▶ SET TASK:
Extract every line of the listing below that contains the string "boxes".

▶ DATA LINES:

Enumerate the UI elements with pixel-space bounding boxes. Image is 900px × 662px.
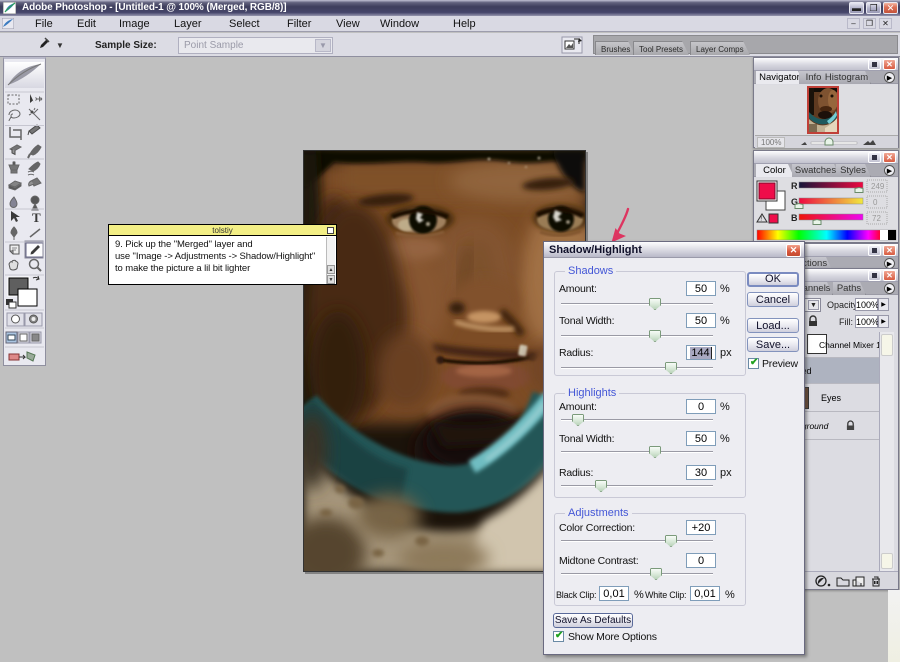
svg-text:!: ! [760, 216, 762, 223]
svg-text:0: 0 [873, 198, 878, 207]
svg-text:72: 72 [872, 214, 881, 223]
svg-text:249: 249 [871, 182, 885, 191]
svg-text:B: B [791, 213, 798, 223]
svg-text:R: R [791, 181, 798, 191]
svg-text:T: T [32, 210, 41, 225]
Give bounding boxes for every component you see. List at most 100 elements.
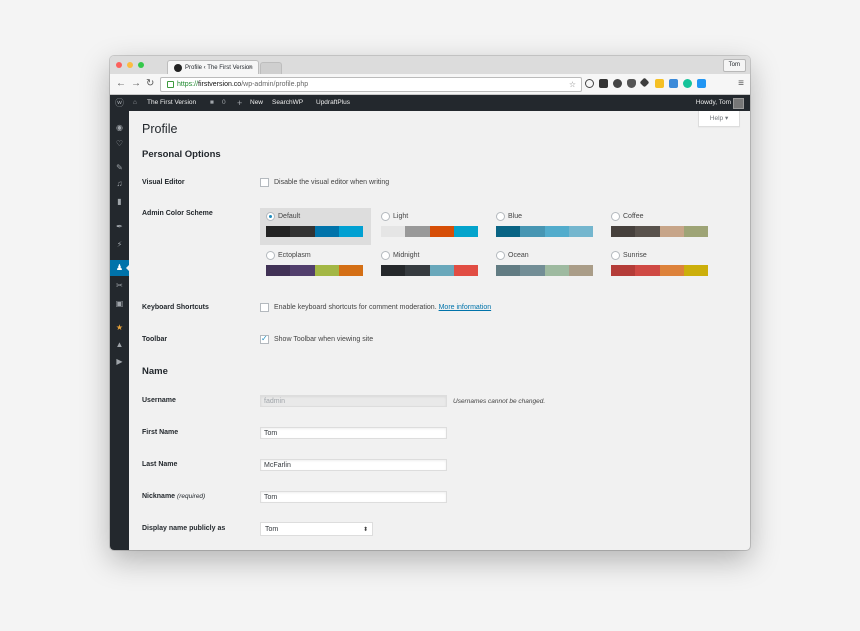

▶ RESULT FOR THIS TASK:
Enumerate the UI elements with pixel-space bounding boxes. Image is 900px × 662px.
Give bounding boxes for every component you see. List at most 100 elements.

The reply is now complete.